• _Task to complete_: Reproduce the lines below verbatim, starting with the line that contains "Patent image size: (485, 841)." and going on through the line that contains "The coupling part 5 is at (320, 255).", and output nothing else.

• _Records to process_:

┌──

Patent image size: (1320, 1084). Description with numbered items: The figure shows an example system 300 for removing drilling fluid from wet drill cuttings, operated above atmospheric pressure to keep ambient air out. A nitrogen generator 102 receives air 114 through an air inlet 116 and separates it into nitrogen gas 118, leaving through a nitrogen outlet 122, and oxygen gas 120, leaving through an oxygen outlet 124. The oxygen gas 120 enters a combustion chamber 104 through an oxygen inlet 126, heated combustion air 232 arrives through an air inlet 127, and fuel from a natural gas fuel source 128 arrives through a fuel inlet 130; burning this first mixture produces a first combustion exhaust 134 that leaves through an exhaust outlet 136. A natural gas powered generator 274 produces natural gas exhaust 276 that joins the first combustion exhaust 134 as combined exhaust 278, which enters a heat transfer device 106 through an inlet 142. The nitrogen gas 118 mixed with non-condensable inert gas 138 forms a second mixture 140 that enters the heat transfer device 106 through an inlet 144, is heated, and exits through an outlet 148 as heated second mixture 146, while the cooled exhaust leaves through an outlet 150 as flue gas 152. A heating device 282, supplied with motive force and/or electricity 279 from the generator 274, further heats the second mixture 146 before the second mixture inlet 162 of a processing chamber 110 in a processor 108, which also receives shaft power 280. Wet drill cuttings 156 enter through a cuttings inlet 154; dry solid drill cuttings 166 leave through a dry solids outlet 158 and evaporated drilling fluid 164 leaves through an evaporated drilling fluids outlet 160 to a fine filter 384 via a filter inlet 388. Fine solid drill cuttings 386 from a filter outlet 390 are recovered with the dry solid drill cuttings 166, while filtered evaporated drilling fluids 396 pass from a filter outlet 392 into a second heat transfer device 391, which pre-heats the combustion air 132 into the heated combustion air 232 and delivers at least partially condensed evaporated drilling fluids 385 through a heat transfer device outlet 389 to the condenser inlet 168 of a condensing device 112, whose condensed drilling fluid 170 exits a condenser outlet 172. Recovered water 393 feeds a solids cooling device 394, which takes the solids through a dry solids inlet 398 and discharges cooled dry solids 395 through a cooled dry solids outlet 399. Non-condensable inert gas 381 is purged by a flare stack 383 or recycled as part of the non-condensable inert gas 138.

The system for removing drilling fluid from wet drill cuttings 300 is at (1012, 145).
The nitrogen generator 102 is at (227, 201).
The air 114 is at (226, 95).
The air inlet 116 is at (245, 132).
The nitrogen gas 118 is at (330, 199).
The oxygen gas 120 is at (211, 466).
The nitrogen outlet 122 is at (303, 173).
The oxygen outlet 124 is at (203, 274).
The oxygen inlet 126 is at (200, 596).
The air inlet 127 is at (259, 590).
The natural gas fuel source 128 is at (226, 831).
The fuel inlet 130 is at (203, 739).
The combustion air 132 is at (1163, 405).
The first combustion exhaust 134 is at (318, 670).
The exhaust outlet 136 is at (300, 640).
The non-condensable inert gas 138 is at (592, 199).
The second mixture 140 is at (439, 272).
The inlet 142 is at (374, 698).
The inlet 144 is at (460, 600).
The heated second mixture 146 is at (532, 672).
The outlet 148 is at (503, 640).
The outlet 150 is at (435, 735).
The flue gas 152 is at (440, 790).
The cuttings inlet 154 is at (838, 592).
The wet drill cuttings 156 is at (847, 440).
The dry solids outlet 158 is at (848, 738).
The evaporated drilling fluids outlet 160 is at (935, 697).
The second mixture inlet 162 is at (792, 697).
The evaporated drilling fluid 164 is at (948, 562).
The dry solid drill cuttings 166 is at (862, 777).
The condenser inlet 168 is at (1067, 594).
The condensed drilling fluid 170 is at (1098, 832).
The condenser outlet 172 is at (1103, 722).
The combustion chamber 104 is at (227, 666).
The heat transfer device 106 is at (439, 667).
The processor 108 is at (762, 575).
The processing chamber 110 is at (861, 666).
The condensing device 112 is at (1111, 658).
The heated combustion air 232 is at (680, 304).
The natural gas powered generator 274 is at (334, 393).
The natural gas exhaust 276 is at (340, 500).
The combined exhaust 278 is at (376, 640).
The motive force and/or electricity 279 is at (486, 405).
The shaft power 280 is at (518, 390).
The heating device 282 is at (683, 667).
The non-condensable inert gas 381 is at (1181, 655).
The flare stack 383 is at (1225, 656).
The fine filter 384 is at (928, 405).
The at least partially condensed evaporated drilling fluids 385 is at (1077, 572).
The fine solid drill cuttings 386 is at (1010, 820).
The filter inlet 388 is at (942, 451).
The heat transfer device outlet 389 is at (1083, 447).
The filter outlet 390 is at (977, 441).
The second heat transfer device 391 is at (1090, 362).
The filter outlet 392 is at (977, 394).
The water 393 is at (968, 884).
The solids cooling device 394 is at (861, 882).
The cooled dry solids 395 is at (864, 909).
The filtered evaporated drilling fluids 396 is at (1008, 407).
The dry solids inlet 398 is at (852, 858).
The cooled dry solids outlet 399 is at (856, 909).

└──
┌──

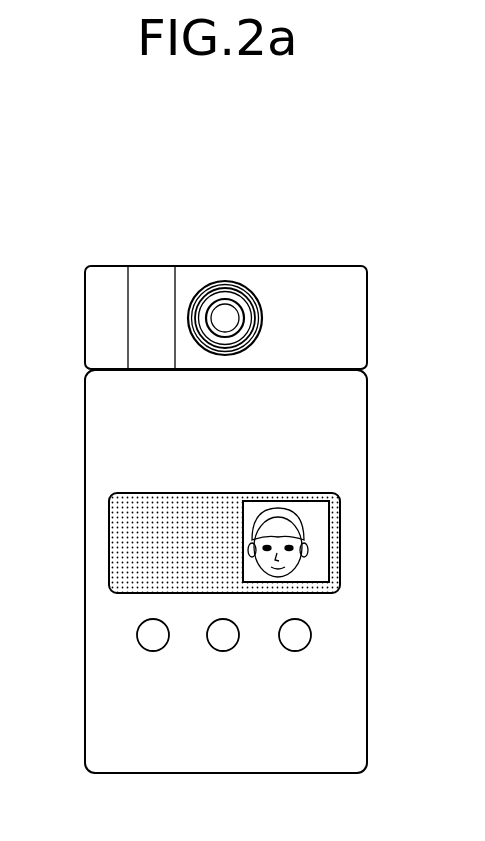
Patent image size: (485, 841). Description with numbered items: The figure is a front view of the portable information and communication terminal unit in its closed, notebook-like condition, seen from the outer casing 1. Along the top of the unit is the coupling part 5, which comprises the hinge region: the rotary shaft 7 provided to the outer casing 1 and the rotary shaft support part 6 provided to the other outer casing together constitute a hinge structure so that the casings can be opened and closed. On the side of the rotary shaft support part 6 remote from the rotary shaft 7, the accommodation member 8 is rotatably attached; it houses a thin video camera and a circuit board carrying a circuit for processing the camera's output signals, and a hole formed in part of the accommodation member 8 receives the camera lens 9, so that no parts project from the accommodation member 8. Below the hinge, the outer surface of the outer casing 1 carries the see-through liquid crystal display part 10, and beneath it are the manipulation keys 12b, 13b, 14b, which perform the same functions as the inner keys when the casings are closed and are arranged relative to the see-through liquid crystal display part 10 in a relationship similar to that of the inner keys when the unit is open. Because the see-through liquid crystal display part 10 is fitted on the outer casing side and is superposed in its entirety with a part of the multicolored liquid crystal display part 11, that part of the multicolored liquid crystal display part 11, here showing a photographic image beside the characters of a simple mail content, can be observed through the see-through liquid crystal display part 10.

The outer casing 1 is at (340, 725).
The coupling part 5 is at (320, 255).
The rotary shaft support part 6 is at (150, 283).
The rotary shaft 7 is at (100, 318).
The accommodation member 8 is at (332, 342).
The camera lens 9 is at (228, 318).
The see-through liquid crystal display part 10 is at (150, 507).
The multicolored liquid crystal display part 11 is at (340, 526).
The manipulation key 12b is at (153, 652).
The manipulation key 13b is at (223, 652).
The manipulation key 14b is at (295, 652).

└──
┌──

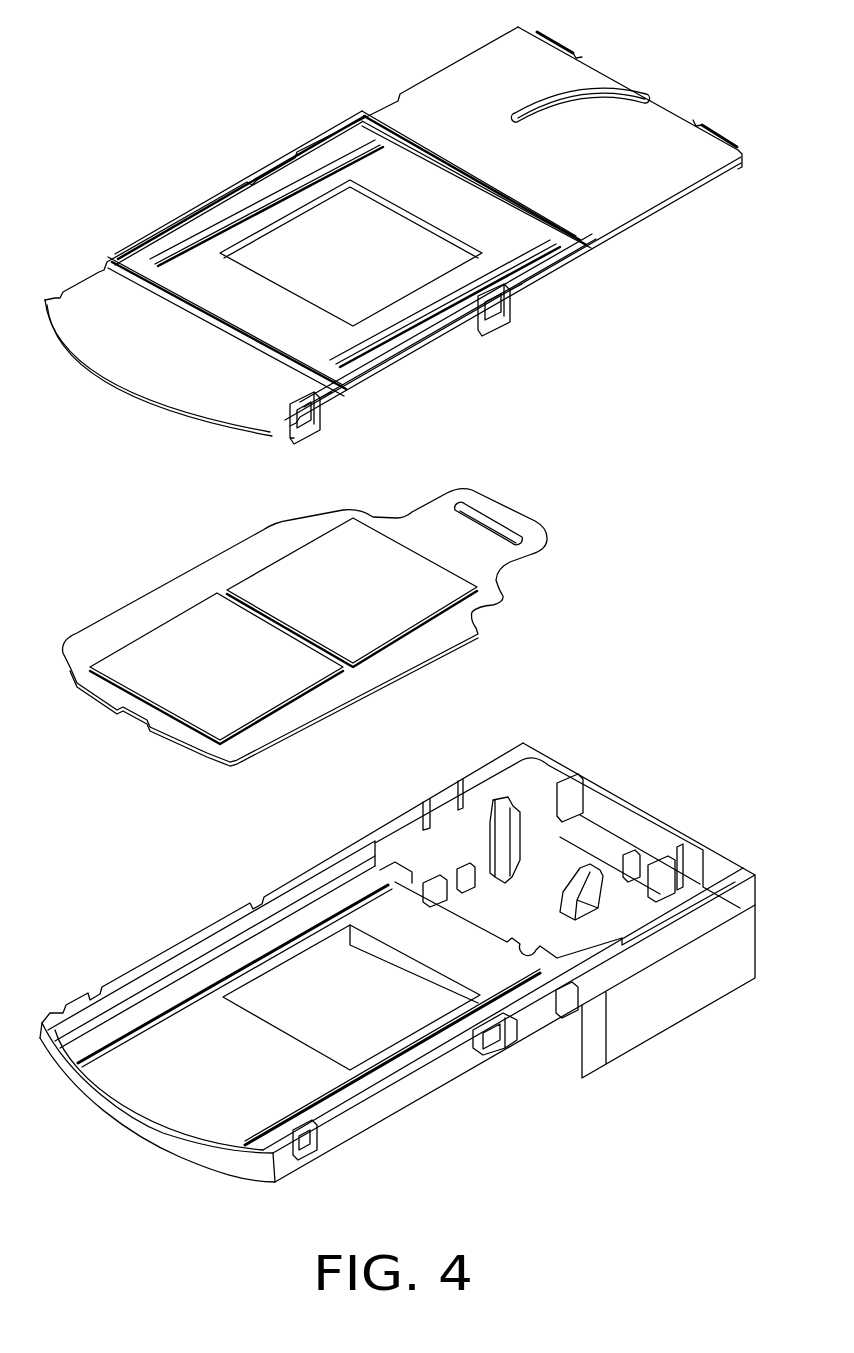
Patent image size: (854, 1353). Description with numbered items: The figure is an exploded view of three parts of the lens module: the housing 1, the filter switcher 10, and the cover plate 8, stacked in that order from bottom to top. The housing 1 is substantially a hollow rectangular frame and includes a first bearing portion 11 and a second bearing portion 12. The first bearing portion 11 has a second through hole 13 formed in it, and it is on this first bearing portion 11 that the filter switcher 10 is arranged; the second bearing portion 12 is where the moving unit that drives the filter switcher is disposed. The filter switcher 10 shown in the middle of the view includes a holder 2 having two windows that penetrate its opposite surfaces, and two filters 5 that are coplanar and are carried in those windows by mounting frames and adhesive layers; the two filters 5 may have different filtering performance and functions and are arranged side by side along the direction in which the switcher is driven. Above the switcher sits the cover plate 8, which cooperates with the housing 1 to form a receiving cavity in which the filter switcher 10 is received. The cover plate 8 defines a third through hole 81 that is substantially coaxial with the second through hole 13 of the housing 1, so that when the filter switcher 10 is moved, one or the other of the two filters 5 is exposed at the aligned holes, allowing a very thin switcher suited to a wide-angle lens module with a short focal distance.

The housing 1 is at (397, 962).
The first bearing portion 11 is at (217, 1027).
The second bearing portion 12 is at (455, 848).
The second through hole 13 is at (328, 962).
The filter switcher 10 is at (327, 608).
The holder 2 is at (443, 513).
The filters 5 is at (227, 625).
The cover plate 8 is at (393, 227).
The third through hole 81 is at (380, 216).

└──

• _Result for this exercise_:
Patent image size: (485, 841). Description with numbered items: The figure is a front view of the portable information and communication terminal unit in its closed, notebook-like condition, seen from the outer casing 1. Along the top of the unit is the coupling part 5, which comprises the hinge region: the rotary shaft 7 provided to the outer casing 1 and the rotary shaft support part 6 provided to the other outer casing together constitute a hinge structure so that the casings can be opened and closed. On the side of the rotary shaft support part 6 remote from the rotary shaft 7, the accommodation member 8 is rotatably attached; it houses a thin video camera and a circuit board carrying a circuit for processing the camera's output signals, and a hole formed in part of the accommodation member 8 receives the camera lens 9, so that no parts project from the accommodation member 8. Below the hinge, the outer surface of the outer casing 1 carries the see-through liquid crystal display part 10, and beneath it are the manipulation keys 12b, 13b, 14b, which perform the same functions as the inner keys when the casings are closed and are arranged relative to the see-through liquid crystal display part 10 in a relationship similar to that of the inner keys when the unit is open. Because the see-through liquid crystal display part 10 is fitted on the outer casing side and is superposed in its entirety with a part of the multicolored liquid crystal display part 11, that part of the multicolored liquid crystal display part 11, here showing a photographic image beside the characters of a simple mail content, can be observed through the see-through liquid crystal display part 10.

The outer casing 1 is at (340, 725).
The coupling part 5 is at (320, 255).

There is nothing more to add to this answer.